───── Source information ─────

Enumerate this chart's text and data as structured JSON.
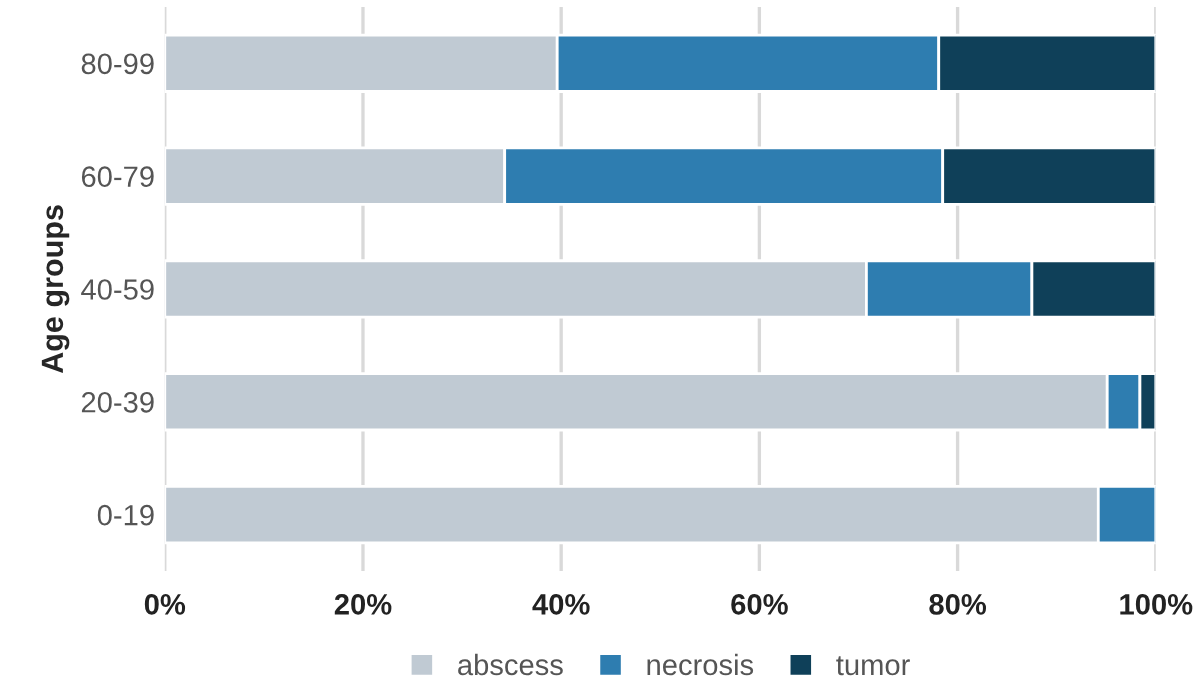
{
  "chart_data": {
    "type": "bar",
    "orientation": "horizontal",
    "stacked": true,
    "ylabel": "Age groups",
    "categories": [
      "80-99",
      "60-79",
      "40-59",
      "20-39",
      "0-19"
    ],
    "series": [
      {
        "name": "abscess",
        "color": "#c0cad3",
        "values": [
          39.6,
          34.3,
          70.8,
          95.1,
          94.2
        ]
      },
      {
        "name": "necrosis",
        "color": "#2e7db0",
        "values": [
          38.5,
          44.2,
          16.7,
          3.3,
          5.8
        ]
      },
      {
        "name": "tumor",
        "color": "#0f4059",
        "values": [
          21.9,
          21.5,
          12.5,
          1.6,
          null
        ]
      }
    ],
    "xlim": [
      0,
      100
    ],
    "xticks": [
      {
        "value": 0,
        "label": "0%"
      },
      {
        "value": 20,
        "label": "20%"
      },
      {
        "value": 40,
        "label": "40%"
      },
      {
        "value": 60,
        "label": "60%"
      },
      {
        "value": 80,
        "label": "80%"
      },
      {
        "value": 100,
        "label": "100%"
      }
    ],
    "grid": "x",
    "legend": "bottom"
  }
}
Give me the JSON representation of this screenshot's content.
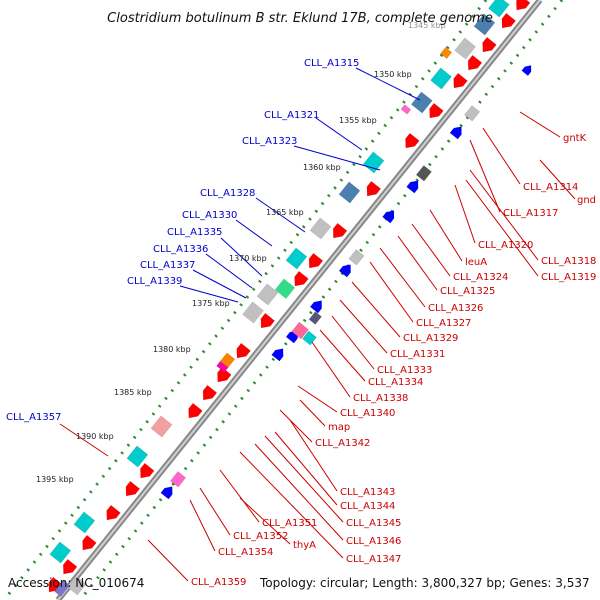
{
  "title": "Clostridium botulinum B str. Eklund 17B, complete genome",
  "footer": {
    "accession": "Accession: NC_010674",
    "summary": "Topology: circular; Length: 3,800,327 bp; Genes: 3,537"
  },
  "ticks": [
    "1350 kbp",
    "1355 kbp",
    "1360 kbp",
    "1365 kbp",
    "1370 kbp",
    "1375 kbp",
    "1380 kbp",
    "1385 kbp",
    "1390 kbp",
    "1395 kbp"
  ],
  "top_tick_partial": "1345 kbp",
  "blue_labels": [
    "CLL_A1315",
    "CLL_A1321",
    "CLL_A1323",
    "CLL_A1328",
    "CLL_A1330",
    "CLL_A1335",
    "CLL_A1336",
    "CLL_A1337",
    "CLL_A1339",
    "CLL_A1357"
  ],
  "red_labels": [
    "gntK",
    "CLL_A1314",
    "gnd",
    "CLL_A1317",
    "CLL_A1320",
    "CLL_A1318",
    "CLL_A1319",
    "leuA",
    "CLL_A1324",
    "CLL_A1325",
    "CLL_A1326",
    "CLL_A1327",
    "CLL_A1329",
    "CLL_A1331",
    "CLL_A1333",
    "CLL_A1334",
    "CLL_A1338",
    "CLL_A1340",
    "map",
    "CLL_A1342",
    "CLL_A1343",
    "CLL_A1344",
    "CLL_A1345",
    "CLL_A1346",
    "CLL_A1347",
    "CLL_A1351",
    "CLL_A1352",
    "thyA",
    "CLL_A1354",
    "CLL_A1359"
  ],
  "colors": {
    "backbone": "#777777",
    "tick_dots": "#2e8b2e",
    "forward_gene": "#ff0000",
    "reverse_gene": "#0000ff",
    "cyan_feature": "#00cccc",
    "steel_feature": "#4a7fb0",
    "gray_feature": "#c0c0c0",
    "blue_label": "#0000cc",
    "red_label": "#cc0000"
  }
}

─────

* **Directions for this task**: Starting with the first entry and ending with the last, reproduce the listing exactly, without its pictures.

* **Task answer**:
Enumerate this chart's text and data as structured JSON.
{
  "chart_data": {
    "type": "bar",
    "orientation": "horizontal",
    "stacked": true,
    "ylabel": "Age groups",
    "categories": [
      "80-99",
      "60-79",
      "40-59",
      "20-39",
      "0-19"
    ],
    "series": [
      {
        "name": "abscess",
        "color": "#c0cad3",
        "values": [
          39.6,
          34.3,
          70.8,
          95.1,
          94.2
        ]
      },
      {
        "name": "necrosis",
        "color": "#2e7db0",
        "values": [
          38.5,
          44.2,
          16.7,
          3.3,
          5.8
        ]
      },
      {
        "name": "tumor",
        "color": "#0f4059",
        "values": [
          21.9,
          21.5,
          12.5,
          1.6,
          null
        ]
      }
    ],
    "xlim": [
      0,
      100
    ],
    "xticks": [
      {
        "value": 0,
        "label": "0%"
      },
      {
        "value": 20,
        "label": "20%"
      },
      {
        "value": 40,
        "label": "40%"
      },
      {
        "value": 60,
        "label": "60%"
      },
      {
        "value": 80,
        "label": "80%"
      },
      {
        "value": 100,
        "label": "100%"
      }
    ],
    "grid": "x",
    "legend": "bottom"
  }
}
Give me the JSON representation of this screenshot's content.
{
  "title": "Clostridium botulinum B str. Eklund 17B, complete genome",
  "footer": {
    "accession": "Accession: NC_010674",
    "summary": "Topology: circular; Length: 3,800,327 bp; Genes: 3,537"
  },
  "ticks": [
    "1350 kbp",
    "1355 kbp",
    "1360 kbp",
    "1365 kbp",
    "1370 kbp",
    "1375 kbp",
    "1380 kbp",
    "1385 kbp",
    "1390 kbp",
    "1395 kbp"
  ],
  "top_tick_partial": "1345 kbp",
  "blue_labels": [
    "CLL_A1315",
    "CLL_A1321",
    "CLL_A1323",
    "CLL_A1328",
    "CLL_A1330",
    "CLL_A1335",
    "CLL_A1336",
    "CLL_A1337",
    "CLL_A1339",
    "CLL_A1357"
  ],
  "red_labels": [
    "gntK",
    "CLL_A1314",
    "gnd",
    "CLL_A1317",
    "CLL_A1320",
    "CLL_A1318",
    "CLL_A1319",
    "leuA",
    "CLL_A1324",
    "CLL_A1325",
    "CLL_A1326",
    "CLL_A1327",
    "CLL_A1329",
    "CLL_A1331",
    "CLL_A1333",
    "CLL_A1334",
    "CLL_A1338",
    "CLL_A1340",
    "map",
    "CLL_A1342",
    "CLL_A1343",
    "CLL_A1344",
    "CLL_A1345",
    "CLL_A1346",
    "CLL_A1347",
    "CLL_A1351",
    "CLL_A1352",
    "thyA",
    "CLL_A1354",
    "CLL_A1359"
  ],
  "colors": {
    "backbone": "#777777",
    "tick_dots": "#2e8b2e",
    "forward_gene": "#ff0000",
    "reverse_gene": "#0000ff",
    "cyan_feature": "#00cccc",
    "steel_feature": "#4a7fb0",
    "gray_feature": "#c0c0c0",
    "blue_label": "#0000cc",
    "red_label": "#cc0000"
  }
}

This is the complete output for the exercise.